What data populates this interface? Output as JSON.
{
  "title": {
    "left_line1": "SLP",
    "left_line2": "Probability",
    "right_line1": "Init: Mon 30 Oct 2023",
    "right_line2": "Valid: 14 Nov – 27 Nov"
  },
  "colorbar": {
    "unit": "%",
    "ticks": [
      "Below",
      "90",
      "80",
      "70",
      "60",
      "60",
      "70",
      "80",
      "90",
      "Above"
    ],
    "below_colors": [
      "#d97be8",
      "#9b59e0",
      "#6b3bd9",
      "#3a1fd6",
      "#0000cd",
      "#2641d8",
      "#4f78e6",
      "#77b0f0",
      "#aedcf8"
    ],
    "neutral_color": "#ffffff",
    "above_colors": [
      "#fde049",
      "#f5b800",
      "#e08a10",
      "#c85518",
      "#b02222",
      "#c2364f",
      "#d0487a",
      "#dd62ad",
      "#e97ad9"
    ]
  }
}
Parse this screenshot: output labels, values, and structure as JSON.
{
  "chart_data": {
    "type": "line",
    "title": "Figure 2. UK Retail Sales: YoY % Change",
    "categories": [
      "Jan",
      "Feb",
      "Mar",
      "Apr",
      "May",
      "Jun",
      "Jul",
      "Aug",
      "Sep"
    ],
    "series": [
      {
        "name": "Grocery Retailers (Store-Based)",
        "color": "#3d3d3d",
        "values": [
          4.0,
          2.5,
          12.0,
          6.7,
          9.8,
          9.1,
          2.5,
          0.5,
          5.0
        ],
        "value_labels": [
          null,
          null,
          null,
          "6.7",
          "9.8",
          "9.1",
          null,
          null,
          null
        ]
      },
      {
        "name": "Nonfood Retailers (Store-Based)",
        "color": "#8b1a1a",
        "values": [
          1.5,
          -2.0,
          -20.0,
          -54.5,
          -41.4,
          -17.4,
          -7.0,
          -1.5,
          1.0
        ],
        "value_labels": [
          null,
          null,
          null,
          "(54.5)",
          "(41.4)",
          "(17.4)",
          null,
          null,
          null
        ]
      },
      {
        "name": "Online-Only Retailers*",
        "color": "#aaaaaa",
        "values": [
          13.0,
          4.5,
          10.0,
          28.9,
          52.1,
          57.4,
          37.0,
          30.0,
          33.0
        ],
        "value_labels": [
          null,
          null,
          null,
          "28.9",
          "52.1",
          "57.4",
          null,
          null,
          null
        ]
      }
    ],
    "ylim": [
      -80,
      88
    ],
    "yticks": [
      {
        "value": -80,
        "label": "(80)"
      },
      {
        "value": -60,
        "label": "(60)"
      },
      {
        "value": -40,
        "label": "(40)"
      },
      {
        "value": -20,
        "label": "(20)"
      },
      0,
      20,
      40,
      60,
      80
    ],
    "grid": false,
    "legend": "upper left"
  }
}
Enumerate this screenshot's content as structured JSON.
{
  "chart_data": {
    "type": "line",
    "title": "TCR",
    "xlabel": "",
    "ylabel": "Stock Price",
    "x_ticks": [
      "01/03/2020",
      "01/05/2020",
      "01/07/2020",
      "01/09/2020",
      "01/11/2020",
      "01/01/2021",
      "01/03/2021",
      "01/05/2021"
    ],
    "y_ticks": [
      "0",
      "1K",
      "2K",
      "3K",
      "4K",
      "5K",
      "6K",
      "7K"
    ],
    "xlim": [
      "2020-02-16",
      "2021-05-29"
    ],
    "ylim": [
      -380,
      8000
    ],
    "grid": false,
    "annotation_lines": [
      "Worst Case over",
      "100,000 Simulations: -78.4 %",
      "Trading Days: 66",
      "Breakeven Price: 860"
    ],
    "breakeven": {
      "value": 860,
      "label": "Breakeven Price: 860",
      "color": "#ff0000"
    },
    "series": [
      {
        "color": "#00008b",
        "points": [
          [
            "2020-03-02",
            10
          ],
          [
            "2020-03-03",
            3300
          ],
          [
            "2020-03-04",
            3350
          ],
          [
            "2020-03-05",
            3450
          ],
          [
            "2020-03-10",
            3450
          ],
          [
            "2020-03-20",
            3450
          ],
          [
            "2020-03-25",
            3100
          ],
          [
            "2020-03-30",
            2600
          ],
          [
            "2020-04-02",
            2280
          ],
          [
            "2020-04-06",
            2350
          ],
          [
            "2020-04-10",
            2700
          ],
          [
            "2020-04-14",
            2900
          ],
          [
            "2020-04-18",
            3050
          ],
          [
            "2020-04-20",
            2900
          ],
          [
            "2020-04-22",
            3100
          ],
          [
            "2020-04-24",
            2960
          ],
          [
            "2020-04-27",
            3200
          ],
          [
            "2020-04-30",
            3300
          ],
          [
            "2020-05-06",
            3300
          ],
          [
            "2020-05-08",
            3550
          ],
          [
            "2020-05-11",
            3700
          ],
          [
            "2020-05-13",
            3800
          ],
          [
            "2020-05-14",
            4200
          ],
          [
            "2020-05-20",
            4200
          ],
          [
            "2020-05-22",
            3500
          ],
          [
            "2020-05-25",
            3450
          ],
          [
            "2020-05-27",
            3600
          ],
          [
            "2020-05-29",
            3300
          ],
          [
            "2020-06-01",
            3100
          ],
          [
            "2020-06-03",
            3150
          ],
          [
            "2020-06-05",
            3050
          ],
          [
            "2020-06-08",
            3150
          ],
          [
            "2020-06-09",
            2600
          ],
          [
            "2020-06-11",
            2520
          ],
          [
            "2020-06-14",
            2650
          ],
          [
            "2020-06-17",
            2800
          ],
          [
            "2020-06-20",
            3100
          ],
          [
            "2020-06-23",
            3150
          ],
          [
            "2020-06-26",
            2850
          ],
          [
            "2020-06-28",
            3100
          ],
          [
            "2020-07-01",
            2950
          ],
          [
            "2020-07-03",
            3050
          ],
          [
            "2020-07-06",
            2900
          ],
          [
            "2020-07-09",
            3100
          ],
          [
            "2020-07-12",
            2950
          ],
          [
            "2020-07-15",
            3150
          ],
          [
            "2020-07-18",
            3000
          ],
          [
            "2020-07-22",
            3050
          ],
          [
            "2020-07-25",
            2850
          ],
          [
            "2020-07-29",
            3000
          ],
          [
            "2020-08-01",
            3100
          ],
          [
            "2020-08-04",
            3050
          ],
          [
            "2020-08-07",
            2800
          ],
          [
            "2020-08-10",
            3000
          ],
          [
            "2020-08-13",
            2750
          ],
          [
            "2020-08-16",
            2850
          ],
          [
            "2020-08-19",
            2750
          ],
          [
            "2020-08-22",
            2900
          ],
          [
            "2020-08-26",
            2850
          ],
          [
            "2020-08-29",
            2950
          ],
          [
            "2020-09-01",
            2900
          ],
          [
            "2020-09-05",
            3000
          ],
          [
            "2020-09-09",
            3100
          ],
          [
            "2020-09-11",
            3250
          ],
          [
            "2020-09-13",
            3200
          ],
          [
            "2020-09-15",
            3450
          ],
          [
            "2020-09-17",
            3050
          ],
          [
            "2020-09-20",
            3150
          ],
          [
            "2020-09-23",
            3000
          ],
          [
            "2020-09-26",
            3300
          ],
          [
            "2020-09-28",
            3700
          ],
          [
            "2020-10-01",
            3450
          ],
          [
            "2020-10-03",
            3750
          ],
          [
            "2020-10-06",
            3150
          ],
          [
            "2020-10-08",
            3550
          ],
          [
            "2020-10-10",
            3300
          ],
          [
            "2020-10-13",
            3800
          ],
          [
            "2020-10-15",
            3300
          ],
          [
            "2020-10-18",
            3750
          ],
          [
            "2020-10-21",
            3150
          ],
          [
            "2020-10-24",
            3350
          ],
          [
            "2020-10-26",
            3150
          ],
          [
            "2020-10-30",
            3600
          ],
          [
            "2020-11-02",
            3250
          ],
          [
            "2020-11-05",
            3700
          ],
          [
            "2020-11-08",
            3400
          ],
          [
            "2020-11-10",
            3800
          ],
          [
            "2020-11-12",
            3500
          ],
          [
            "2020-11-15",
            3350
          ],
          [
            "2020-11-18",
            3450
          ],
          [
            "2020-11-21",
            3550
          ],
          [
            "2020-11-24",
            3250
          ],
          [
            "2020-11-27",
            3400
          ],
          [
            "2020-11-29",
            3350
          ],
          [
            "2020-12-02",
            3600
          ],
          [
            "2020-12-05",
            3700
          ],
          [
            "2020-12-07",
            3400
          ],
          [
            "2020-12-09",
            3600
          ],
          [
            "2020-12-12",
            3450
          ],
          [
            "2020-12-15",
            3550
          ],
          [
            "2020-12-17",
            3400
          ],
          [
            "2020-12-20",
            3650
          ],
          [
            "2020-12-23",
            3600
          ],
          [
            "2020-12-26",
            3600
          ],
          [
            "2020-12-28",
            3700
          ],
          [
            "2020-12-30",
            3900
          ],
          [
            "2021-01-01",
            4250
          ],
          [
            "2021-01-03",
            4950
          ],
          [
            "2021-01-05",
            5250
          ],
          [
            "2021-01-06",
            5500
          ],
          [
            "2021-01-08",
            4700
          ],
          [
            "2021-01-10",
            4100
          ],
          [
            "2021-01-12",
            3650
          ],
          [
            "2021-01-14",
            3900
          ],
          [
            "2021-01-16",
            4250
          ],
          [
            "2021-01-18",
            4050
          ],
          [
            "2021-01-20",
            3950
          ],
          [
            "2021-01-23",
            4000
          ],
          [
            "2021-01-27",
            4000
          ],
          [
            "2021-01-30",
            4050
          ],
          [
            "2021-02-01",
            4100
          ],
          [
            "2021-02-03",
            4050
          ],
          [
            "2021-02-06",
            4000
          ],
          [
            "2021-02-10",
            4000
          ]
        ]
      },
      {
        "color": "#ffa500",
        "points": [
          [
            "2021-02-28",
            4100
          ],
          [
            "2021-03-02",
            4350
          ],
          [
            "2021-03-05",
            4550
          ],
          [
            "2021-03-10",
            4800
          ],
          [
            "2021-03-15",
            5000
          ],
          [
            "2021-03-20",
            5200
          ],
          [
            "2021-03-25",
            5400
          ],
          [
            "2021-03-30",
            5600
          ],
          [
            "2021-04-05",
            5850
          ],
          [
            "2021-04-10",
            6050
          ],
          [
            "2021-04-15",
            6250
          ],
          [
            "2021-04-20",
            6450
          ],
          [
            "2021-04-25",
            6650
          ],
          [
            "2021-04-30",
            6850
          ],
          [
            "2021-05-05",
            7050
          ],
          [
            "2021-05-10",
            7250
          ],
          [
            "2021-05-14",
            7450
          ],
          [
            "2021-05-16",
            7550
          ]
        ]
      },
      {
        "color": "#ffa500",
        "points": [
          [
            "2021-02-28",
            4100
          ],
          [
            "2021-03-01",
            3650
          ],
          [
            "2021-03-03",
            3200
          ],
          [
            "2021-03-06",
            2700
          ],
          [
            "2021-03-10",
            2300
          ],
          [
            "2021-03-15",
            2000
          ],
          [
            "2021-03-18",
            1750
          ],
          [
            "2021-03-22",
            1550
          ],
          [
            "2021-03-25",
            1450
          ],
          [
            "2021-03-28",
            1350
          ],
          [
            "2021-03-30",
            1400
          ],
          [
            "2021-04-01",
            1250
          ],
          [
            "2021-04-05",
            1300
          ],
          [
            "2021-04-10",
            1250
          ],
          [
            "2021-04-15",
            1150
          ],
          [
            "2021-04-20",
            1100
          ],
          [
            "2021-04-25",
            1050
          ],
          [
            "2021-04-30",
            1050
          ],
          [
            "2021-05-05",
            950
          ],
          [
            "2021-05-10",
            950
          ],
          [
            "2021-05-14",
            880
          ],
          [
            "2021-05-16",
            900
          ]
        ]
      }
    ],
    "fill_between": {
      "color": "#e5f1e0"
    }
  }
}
——————————
* _Do this_:
Of all the lines above, how many contain the word "JSON"? Give the number and nothing else.

* _Answer to this task_:
3